:: DIRECTION ::
Output the material beneath this task exactly, images excluded.

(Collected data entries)
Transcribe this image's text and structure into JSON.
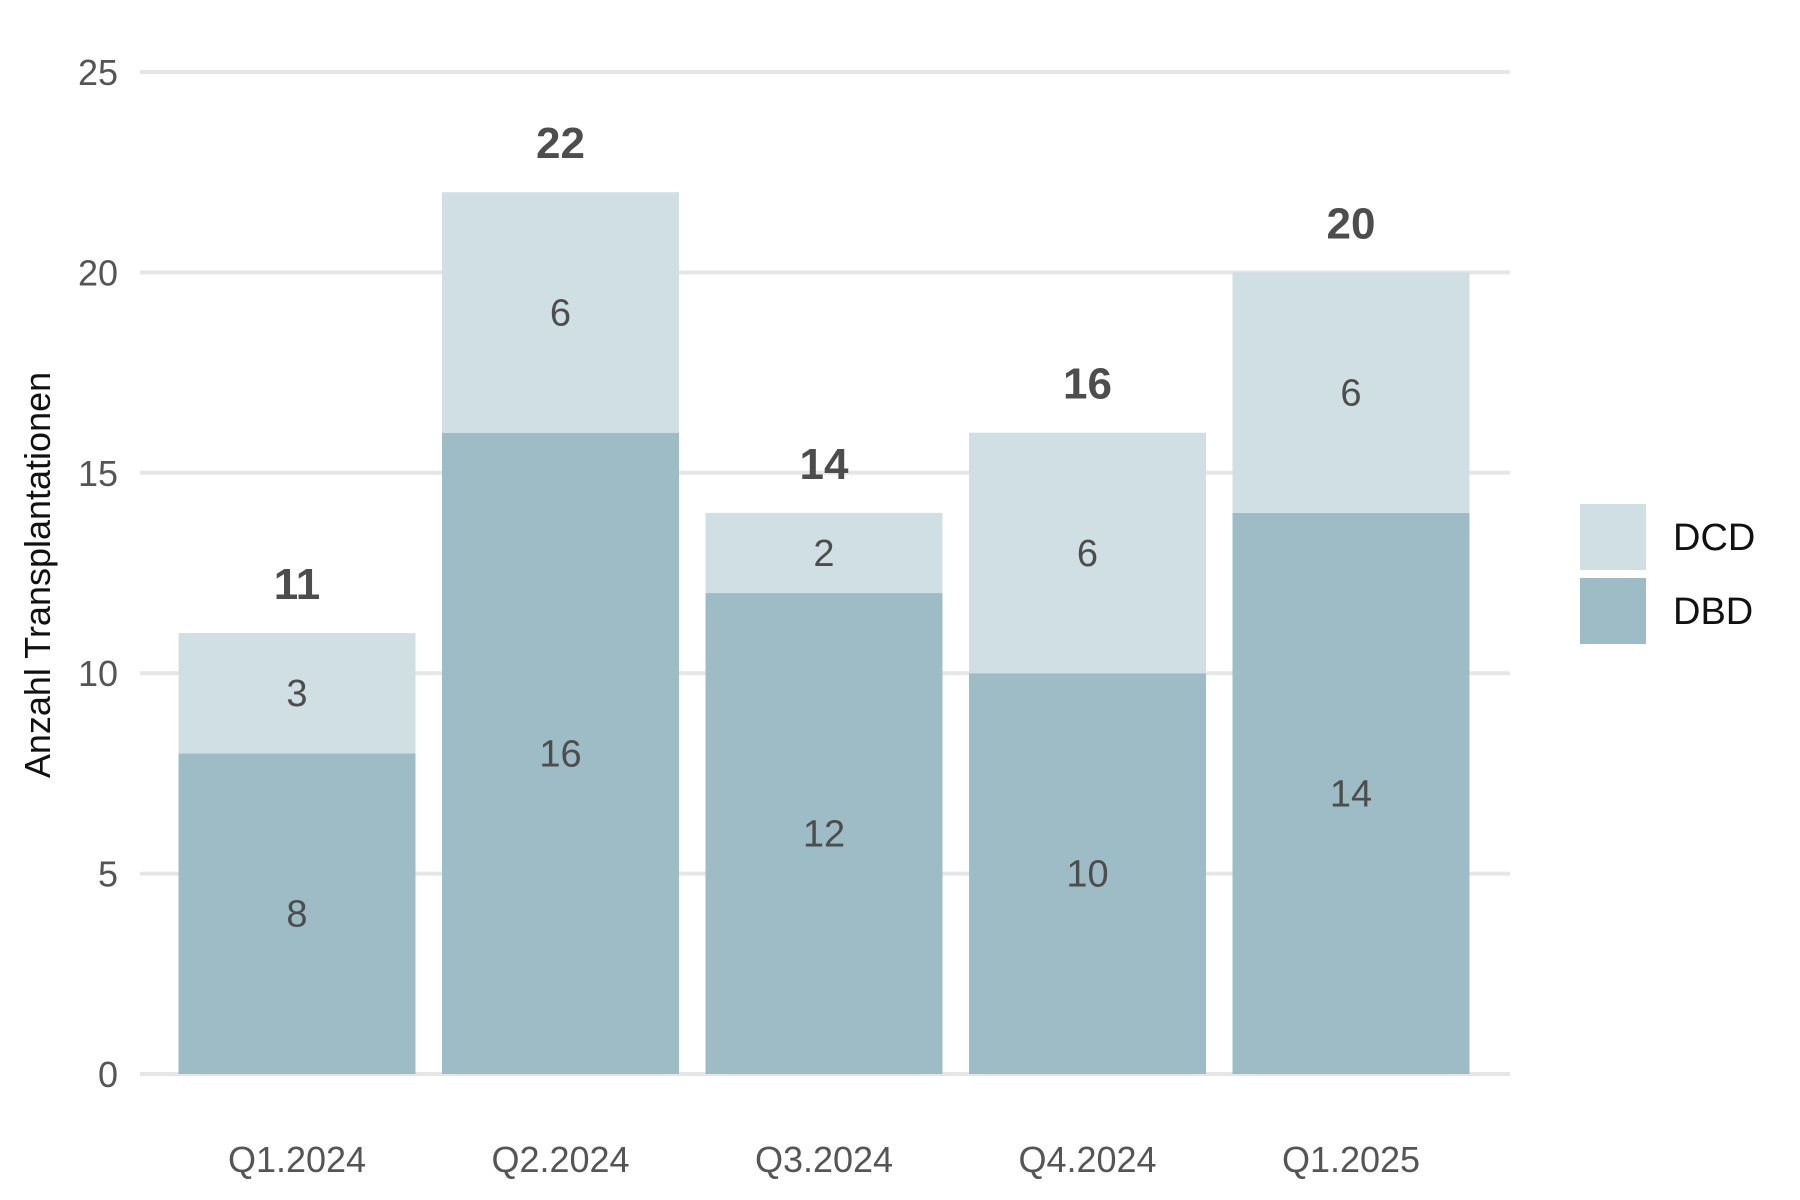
{
  "chart_data": {
    "type": "bar",
    "stacked": true,
    "title": "",
    "xlabel": "",
    "ylabel": "Anzahl Transplantationen",
    "categories": [
      "Q1.2024",
      "Q2.2024",
      "Q3.2024",
      "Q4.2024",
      "Q1.2025"
    ],
    "series": [
      {
        "name": "DBD",
        "values": [
          8,
          16,
          12,
          10,
          14
        ],
        "color": "#9dbcc5"
      },
      {
        "name": "DCD",
        "values": [
          3,
          6,
          2,
          6,
          6
        ],
        "color": "#cfdfe3"
      }
    ],
    "totals": [
      11,
      22,
      14,
      16,
      20
    ],
    "ylim": [
      0,
      25
    ],
    "yticks": [
      0,
      5,
      10,
      15,
      20,
      25
    ],
    "grid": true,
    "legend_position": "right",
    "legend_order": [
      "DCD",
      "DBD"
    ]
  }
}
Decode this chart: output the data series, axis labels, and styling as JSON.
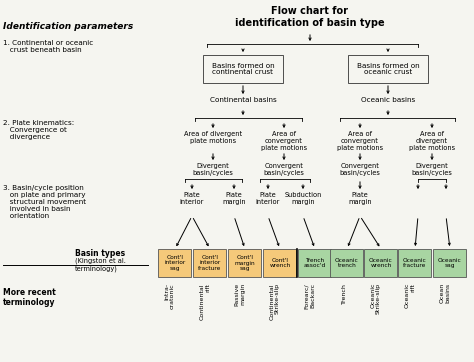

:: COMPLETE OUTPUT ::
Transcribe this image's text and structure into JSON.
{
  "chart_data": {
    "type": "bar",
    "stacked": true,
    "title": "",
    "xlabel": "",
    "ylabel": "Anzahl Transplantationen",
    "categories": [
      "Q1.2024",
      "Q2.2024",
      "Q3.2024",
      "Q4.2024",
      "Q1.2025"
    ],
    "series": [
      {
        "name": "DBD",
        "values": [
          8,
          16,
          12,
          10,
          14
        ],
        "color": "#9dbcc5"
      },
      {
        "name": "DCD",
        "values": [
          3,
          6,
          2,
          6,
          6
        ],
        "color": "#cfdfe3"
      }
    ],
    "totals": [
      11,
      22,
      14,
      16,
      20
    ],
    "ylim": [
      0,
      25
    ],
    "yticks": [
      0,
      5,
      10,
      15,
      20,
      25
    ],
    "grid": true,
    "legend_position": "right",
    "legend_order": [
      "DCD",
      "DBD"
    ]
  }
}
Decode this chart: output the data series, axis labels, and styling as JSON.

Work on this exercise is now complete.